Given instruction:
Please reproduce every one of the rows below, character for character, leaving nothing out.

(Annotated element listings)
· · · ·

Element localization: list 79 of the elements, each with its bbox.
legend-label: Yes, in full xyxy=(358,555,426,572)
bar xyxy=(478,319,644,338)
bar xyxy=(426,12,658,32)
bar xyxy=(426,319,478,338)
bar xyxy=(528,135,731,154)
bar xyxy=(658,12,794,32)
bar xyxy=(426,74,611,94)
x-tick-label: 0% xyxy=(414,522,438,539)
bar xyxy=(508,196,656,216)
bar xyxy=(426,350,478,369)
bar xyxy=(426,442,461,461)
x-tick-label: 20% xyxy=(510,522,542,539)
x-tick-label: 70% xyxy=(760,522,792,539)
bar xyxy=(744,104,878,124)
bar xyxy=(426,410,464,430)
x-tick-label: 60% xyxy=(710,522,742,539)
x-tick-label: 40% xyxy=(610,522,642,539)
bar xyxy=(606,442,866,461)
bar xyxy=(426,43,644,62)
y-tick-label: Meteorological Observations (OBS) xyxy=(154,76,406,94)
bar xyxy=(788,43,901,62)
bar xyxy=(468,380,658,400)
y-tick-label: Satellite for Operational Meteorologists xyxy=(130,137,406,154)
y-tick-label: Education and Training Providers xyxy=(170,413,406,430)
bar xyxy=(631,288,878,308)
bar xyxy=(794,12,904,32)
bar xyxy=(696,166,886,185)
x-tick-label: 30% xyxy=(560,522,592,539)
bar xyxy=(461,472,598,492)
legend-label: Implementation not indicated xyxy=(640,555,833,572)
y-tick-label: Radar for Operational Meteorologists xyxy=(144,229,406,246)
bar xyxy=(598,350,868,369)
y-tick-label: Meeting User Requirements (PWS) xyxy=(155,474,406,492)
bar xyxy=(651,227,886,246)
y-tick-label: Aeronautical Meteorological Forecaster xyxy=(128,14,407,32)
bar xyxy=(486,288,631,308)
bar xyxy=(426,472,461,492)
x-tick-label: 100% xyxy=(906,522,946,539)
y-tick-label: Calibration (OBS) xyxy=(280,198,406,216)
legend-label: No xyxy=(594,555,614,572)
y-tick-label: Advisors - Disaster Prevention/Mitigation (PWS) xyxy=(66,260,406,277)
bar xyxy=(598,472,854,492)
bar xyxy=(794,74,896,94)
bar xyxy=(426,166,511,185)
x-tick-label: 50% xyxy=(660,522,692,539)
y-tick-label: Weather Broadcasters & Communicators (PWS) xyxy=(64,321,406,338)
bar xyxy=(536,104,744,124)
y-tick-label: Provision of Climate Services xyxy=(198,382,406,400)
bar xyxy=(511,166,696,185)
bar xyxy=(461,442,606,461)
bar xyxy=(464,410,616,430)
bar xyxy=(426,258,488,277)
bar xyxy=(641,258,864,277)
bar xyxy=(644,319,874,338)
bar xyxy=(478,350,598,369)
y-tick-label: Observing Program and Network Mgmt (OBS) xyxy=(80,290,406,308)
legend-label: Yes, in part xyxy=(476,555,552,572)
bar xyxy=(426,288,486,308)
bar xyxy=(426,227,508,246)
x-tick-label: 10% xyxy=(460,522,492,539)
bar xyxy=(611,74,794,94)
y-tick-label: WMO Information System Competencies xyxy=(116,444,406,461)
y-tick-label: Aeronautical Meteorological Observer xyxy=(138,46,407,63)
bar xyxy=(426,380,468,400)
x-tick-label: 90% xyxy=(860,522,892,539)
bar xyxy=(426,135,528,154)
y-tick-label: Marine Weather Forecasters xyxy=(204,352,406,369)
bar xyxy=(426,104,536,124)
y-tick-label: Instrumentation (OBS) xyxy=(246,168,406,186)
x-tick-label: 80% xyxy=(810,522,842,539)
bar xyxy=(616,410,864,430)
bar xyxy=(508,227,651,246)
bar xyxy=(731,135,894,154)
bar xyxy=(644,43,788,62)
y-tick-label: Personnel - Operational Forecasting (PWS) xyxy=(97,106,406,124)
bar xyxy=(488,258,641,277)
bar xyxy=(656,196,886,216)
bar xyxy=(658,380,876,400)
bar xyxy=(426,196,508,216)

· · · ·

Solution to the problem:
Element localization: list 79 of the elements, each with its bbox.
legend-label: Yes, in full xyxy=(358,555,426,572)
bar xyxy=(478,319,644,338)
bar xyxy=(426,12,658,32)
bar xyxy=(426,319,478,338)
bar xyxy=(528,135,731,154)
bar xyxy=(658,12,794,32)
bar xyxy=(426,74,611,94)
x-tick-label: 0% xyxy=(414,522,438,539)
bar xyxy=(508,196,656,216)
bar xyxy=(426,350,478,369)
bar xyxy=(426,442,461,461)
x-tick-label: 20% xyxy=(510,522,542,539)
x-tick-label: 70% xyxy=(760,522,792,539)
bar xyxy=(744,104,878,124)
bar xyxy=(426,410,464,430)
x-tick-label: 60% xyxy=(710,522,742,539)
x-tick-label: 40% xyxy=(610,522,642,539)
bar xyxy=(606,442,866,461)
bar xyxy=(426,43,644,62)
y-tick-label: Meteorological Observations (OBS) xyxy=(154,76,406,94)
bar xyxy=(788,43,901,62)
bar xyxy=(468,380,658,400)
y-tick-label: Satellite for Operational Meteorologists xyxy=(130,137,406,154)
y-tick-label: Education and Training Providers xyxy=(170,413,406,430)
bar xyxy=(631,288,878,308)
bar xyxy=(794,12,904,32)
bar xyxy=(696,166,886,185)
x-tick-label: 30% xyxy=(560,522,592,539)
bar xyxy=(461,472,598,492)
legend-label: Implementation not indicated xyxy=(640,555,833,572)
y-tick-label: Radar for Operational Meteorologists xyxy=(144,229,406,246)
bar xyxy=(598,350,868,369)
y-tick-label: Meeting User Requirements (PWS) xyxy=(155,474,406,492)
bar xyxy=(651,227,886,246)
y-tick-label: Aeronautical Meteorological Forecaster xyxy=(128,14,407,32)
bar xyxy=(486,288,631,308)
bar xyxy=(426,472,461,492)
x-tick-label: 100% xyxy=(906,522,946,539)
y-tick-label: Calibration (OBS) xyxy=(280,198,406,216)
legend-label: No xyxy=(594,555,614,572)
y-tick-label: Advisors - Disaster Prevention/Mitigation (PWS) xyxy=(66,260,406,277)
bar xyxy=(598,472,854,492)
bar xyxy=(794,74,896,94)
bar xyxy=(426,166,511,185)
x-tick-label: 50% xyxy=(660,522,692,539)
y-tick-label: Weather Broadcasters & Communicators (PWS) xyxy=(64,321,406,338)
bar xyxy=(536,104,744,124)
y-tick-label: Provision of Climate Services xyxy=(198,382,406,400)
bar xyxy=(511,166,696,185)
bar xyxy=(461,442,606,461)
bar xyxy=(464,410,616,430)
bar xyxy=(426,258,488,277)
bar xyxy=(641,258,864,277)
bar xyxy=(644,319,874,338)
bar xyxy=(478,350,598,369)
y-tick-label: Observing Program and Network Mgmt (OBS) xyxy=(80,290,406,308)
legend-label: Yes, in part xyxy=(476,555,552,572)
bar xyxy=(426,288,486,308)
bar xyxy=(426,227,508,246)
x-tick-label: 10% xyxy=(460,522,492,539)
bar xyxy=(611,74,794,94)
y-tick-label: WMO Information System Competencies xyxy=(116,444,406,461)
y-tick-label: Aeronautical Meteorological Observer xyxy=(138,46,407,63)
bar xyxy=(426,380,468,400)
x-tick-label: 90% xyxy=(860,522,892,539)
bar xyxy=(426,135,528,154)
y-tick-label: Marine Weather Forecasters xyxy=(204,352,406,369)
bar xyxy=(426,104,536,124)
y-tick-label: Instrumentation (OBS) xyxy=(246,168,406,186)
x-tick-label: 80% xyxy=(810,522,842,539)
bar xyxy=(616,410,864,430)
bar xyxy=(508,227,651,246)
bar xyxy=(731,135,894,154)
bar xyxy=(644,43,788,62)
y-tick-label: Personnel - Operational Forecasting (PWS) xyxy=(97,106,406,124)
bar xyxy=(488,258,641,277)
bar xyxy=(656,196,886,216)
bar xyxy=(658,380,876,400)
bar xyxy=(426,196,508,216)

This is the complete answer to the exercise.